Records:
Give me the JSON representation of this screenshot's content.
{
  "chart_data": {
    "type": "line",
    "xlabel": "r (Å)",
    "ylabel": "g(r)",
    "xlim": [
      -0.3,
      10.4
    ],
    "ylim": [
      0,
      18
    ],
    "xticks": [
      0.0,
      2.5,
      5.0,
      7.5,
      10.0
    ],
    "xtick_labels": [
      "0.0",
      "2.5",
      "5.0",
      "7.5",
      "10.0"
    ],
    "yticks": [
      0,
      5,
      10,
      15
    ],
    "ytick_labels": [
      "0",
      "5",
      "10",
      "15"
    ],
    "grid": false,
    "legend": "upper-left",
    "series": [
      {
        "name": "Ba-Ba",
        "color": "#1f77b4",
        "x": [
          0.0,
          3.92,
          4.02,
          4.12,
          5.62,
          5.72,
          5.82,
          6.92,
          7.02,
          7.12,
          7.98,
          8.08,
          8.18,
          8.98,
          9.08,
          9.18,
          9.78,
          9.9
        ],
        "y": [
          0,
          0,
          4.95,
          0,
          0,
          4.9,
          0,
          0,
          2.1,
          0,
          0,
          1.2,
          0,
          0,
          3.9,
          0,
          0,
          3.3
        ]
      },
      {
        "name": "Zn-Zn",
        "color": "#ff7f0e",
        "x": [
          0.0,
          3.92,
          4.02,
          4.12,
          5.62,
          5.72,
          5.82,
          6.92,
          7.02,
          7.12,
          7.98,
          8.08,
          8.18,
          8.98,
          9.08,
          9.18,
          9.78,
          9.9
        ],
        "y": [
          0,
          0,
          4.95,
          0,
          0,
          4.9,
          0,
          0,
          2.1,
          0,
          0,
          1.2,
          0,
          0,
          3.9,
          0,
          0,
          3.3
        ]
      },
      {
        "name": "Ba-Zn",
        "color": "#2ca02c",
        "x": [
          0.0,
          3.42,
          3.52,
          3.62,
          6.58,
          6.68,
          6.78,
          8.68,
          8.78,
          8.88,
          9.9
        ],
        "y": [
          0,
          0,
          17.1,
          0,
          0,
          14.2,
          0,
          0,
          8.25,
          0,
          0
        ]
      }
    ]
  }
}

• Task to complete:
Each entry above is to be quoted exactly.

• Written reply:
Give me the JSON representation of this screenshot's content.
{
  "chart_data": {
    "type": "line",
    "xlabel": "r (Å)",
    "ylabel": "g(r)",
    "xlim": [
      -0.3,
      10.4
    ],
    "ylim": [
      0,
      18
    ],
    "xticks": [
      0.0,
      2.5,
      5.0,
      7.5,
      10.0
    ],
    "xtick_labels": [
      "0.0",
      "2.5",
      "5.0",
      "7.5",
      "10.0"
    ],
    "yticks": [
      0,
      5,
      10,
      15
    ],
    "ytick_labels": [
      "0",
      "5",
      "10",
      "15"
    ],
    "grid": false,
    "legend": "upper-left",
    "series": [
      {
        "name": "Ba-Ba",
        "color": "#1f77b4",
        "x": [
          0.0,
          3.92,
          4.02,
          4.12,
          5.62,
          5.72,
          5.82,
          6.92,
          7.02,
          7.12,
          7.98,
          8.08,
          8.18,
          8.98,
          9.08,
          9.18,
          9.78,
          9.9
        ],
        "y": [
          0,
          0,
          4.95,
          0,
          0,
          4.9,
          0,
          0,
          2.1,
          0,
          0,
          1.2,
          0,
          0,
          3.9,
          0,
          0,
          3.3
        ]
      },
      {
        "name": "Zn-Zn",
        "color": "#ff7f0e",
        "x": [
          0.0,
          3.92,
          4.02,
          4.12,
          5.62,
          5.72,
          5.82,
          6.92,
          7.02,
          7.12,
          7.98,
          8.08,
          8.18,
          8.98,
          9.08,
          9.18,
          9.78,
          9.9
        ],
        "y": [
          0,
          0,
          4.95,
          0,
          0,
          4.9,
          0,
          0,
          2.1,
          0,
          0,
          1.2,
          0,
          0,
          3.9,
          0,
          0,
          3.3
        ]
      },
      {
        "name": "Ba-Zn",
        "color": "#2ca02c",
        "x": [
          0.0,
          3.42,
          3.52,
          3.62,
          6.58,
          6.68,
          6.78,
          8.68,
          8.78,
          8.88,
          9.9
        ],
        "y": [
          0,
          0,
          17.1,
          0,
          0,
          14.2,
          0,
          0,
          8.25,
          0,
          0
        ]
      }
    ]
  }
}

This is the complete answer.